Set exercise:
Give the listing again in full, exactly as written.

::: Stored data

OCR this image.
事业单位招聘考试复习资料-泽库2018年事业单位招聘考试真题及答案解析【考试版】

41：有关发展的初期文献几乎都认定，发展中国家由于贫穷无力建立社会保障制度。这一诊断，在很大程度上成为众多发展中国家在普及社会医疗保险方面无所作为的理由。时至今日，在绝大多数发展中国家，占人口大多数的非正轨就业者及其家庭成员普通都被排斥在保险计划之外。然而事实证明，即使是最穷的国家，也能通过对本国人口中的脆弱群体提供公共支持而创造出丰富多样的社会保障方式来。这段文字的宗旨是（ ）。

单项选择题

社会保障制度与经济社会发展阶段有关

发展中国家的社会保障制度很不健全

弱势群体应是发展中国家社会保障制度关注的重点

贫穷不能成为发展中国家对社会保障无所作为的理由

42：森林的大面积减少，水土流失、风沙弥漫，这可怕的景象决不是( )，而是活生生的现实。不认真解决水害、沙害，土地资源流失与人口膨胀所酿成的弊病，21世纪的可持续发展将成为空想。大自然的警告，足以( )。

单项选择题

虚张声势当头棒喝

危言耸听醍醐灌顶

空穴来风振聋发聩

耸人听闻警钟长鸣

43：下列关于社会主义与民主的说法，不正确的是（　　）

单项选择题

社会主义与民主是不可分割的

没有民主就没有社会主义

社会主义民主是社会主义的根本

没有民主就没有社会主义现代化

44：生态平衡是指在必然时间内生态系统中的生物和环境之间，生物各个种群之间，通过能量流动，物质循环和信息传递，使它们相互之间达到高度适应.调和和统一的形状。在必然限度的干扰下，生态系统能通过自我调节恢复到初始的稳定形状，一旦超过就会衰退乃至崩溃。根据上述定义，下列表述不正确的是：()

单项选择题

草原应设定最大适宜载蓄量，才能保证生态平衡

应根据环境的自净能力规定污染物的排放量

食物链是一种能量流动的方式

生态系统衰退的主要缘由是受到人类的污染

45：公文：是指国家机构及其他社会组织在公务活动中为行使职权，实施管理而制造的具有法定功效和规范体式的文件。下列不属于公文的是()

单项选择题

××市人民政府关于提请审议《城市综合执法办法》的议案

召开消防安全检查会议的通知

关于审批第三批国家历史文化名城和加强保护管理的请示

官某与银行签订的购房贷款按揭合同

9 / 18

::::::

Exercise response:
OCR this image.
事业单位招聘考试复习资料-泽库2018年事业单位招聘考试真题及答案解析【考试版】

41：有关发展的初期文献几乎都认定，发展中国家由于贫穷无力建立社会保障制度。这一诊断，在很大程度上成为众多发展中国家在普及社会医疗保险方面无所作为的理由。时至今日，在绝大多数发展中国家，占人口大多数的非正轨就业者及其家庭成员普通都被排斥在保险计划之外。然而事实证明，即使是最穷的国家，也能通过对本国人口中的脆弱群体提供公共支持而创造出丰富多样的社会保障方式来。这段文字的宗旨是（ ）。

单项选择题

社会保障制度与经济社会发展阶段有关

发展中国家的社会保障制度很不健全

弱势群体应是发展中国家社会保障制度关注的重点

贫穷不能成为发展中国家对社会保障无所作为的理由

42：森林的大面积减少，水土流失、风沙弥漫，这可怕的景象决不是( )，而是活生生的现实。不认真解决水害、沙害，土地资源流失与人口膨胀所酿成的弊病，21世纪的可持续发展将成为空想。大自然的警告，足以( )。

单项选择题

虚张声势当头棒喝

危言耸听醍醐灌顶

空穴来风振聋发聩

耸人听闻警钟长鸣

43：下列关于社会主义与民主的说法，不正确的是（　　）

单项选择题

社会主义与民主是不可分割的

没有民主就没有社会主义

社会主义民主是社会主义的根本

没有民主就没有社会主义现代化

44：生态平衡是指在必然时间内生态系统中的生物和环境之间，生物各个种群之间，通过能量流动，物质循环和信息传递，使它们相互之间达到高度适应.调和和统一的形状。在必然限度的干扰下，生态系统能通过自我调节恢复到初始的稳定形状，一旦超过就会衰退乃至崩溃。根据上述定义，下列表述不正确的是：()

单项选择题

草原应设定最大适宜载蓄量，才能保证生态平衡

应根据环境的自净能力规定污染物的排放量

食物链是一种能量流动的方式

生态系统衰退的主要缘由是受到人类的污染

45：公文：是指国家机构及其他社会组织在公务活动中为行使职权，实施管理而制造的具有法定功效和规范体式的文件。下列不属于公文的是()

单项选择题

××市人民政府关于提请审议《城市综合执法办法》的议案

召开消防安全检查会议的通知

关于审批第三批国家历史文化名城和加强保护管理的请示

官某与银行签订的购房贷款按揭合同

9 / 18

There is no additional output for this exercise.